§ **Goal**
Will you write out the data exactly, excluding every picture?
==== Extracted entries ====
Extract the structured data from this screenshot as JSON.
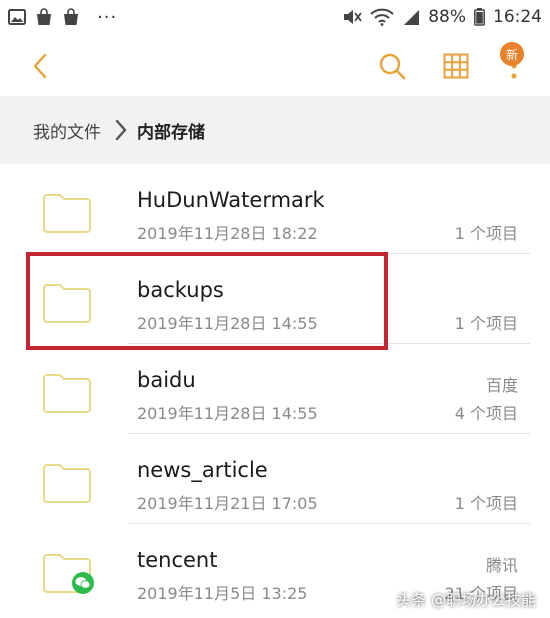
{
  "status_bar": {
    "battery": "88%",
    "time": "16:24",
    "more": "···"
  },
  "toolbar": {
    "new_badge": "新"
  },
  "breadcrumb": {
    "root": "我的文件",
    "current": "内部存储"
  },
  "files": [
    {
      "name": "HuDunWatermark",
      "date": "2019年11月28日 18:22",
      "tag": "",
      "count": "1 个项目",
      "icon": "folder-icon"
    },
    {
      "name": "backups",
      "date": "2019年11月28日 14:55",
      "tag": "",
      "count": "1 个项目",
      "icon": "folder-icon"
    },
    {
      "name": "baidu",
      "date": "2019年11月28日 14:55",
      "tag": "百度",
      "count": "4 个项目",
      "icon": "folder-icon"
    },
    {
      "name": "news_article",
      "date": "2019年11月21日 17:05",
      "tag": "",
      "count": "1 个项目",
      "icon": "folder-icon"
    },
    {
      "name": "tencent",
      "date": "2019年11月5日 13:25",
      "tag": "腾讯",
      "count": "21 个项目",
      "icon": "folder-icon"
    }
  ],
  "watermark": "头条 @职场办公技能",
  "colors": {
    "accent": "#e8a23a",
    "folder": "#e8d88a",
    "highlight": "#c42630",
    "badge": "#e8822a"
  }
}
====
§ **Exercise response**
Extract the structured data from this screenshot as JSON.
{
  "status_bar": {
    "battery": "88%",
    "time": "16:24",
    "more": "···"
  },
  "toolbar": {
    "new_badge": "新"
  },
  "breadcrumb": {
    "root": "我的文件",
    "current": "内部存储"
  },
  "files": [
    {
      "name": "HuDunWatermark",
      "date": "2019年11月28日 18:22",
      "tag": "",
      "count": "1 个项目",
      "icon": "folder-icon"
    },
    {
      "name": "backups",
      "date": "2019年11月28日 14:55",
      "tag": "",
      "count": "1 个项目",
      "icon": "folder-icon"
    },
    {
      "name": "baidu",
      "date": "2019年11月28日 14:55",
      "tag": "百度",
      "count": "4 个项目",
      "icon": "folder-icon"
    },
    {
      "name": "news_article",
      "date": "2019年11月21日 17:05",
      "tag": "",
      "count": "1 个项目",
      "icon": "folder-icon"
    },
    {
      "name": "tencent",
      "date": "2019年11月5日 13:25",
      "tag": "腾讯",
      "count": "21 个项目",
      "icon": "folder-icon"
    }
  ],
  "watermark": "头条 @职场办公技能",
  "colors": {
    "accent": "#e8a23a",
    "folder": "#e8d88a",
    "highlight": "#c42630",
    "badge": "#e8822a"
  }
}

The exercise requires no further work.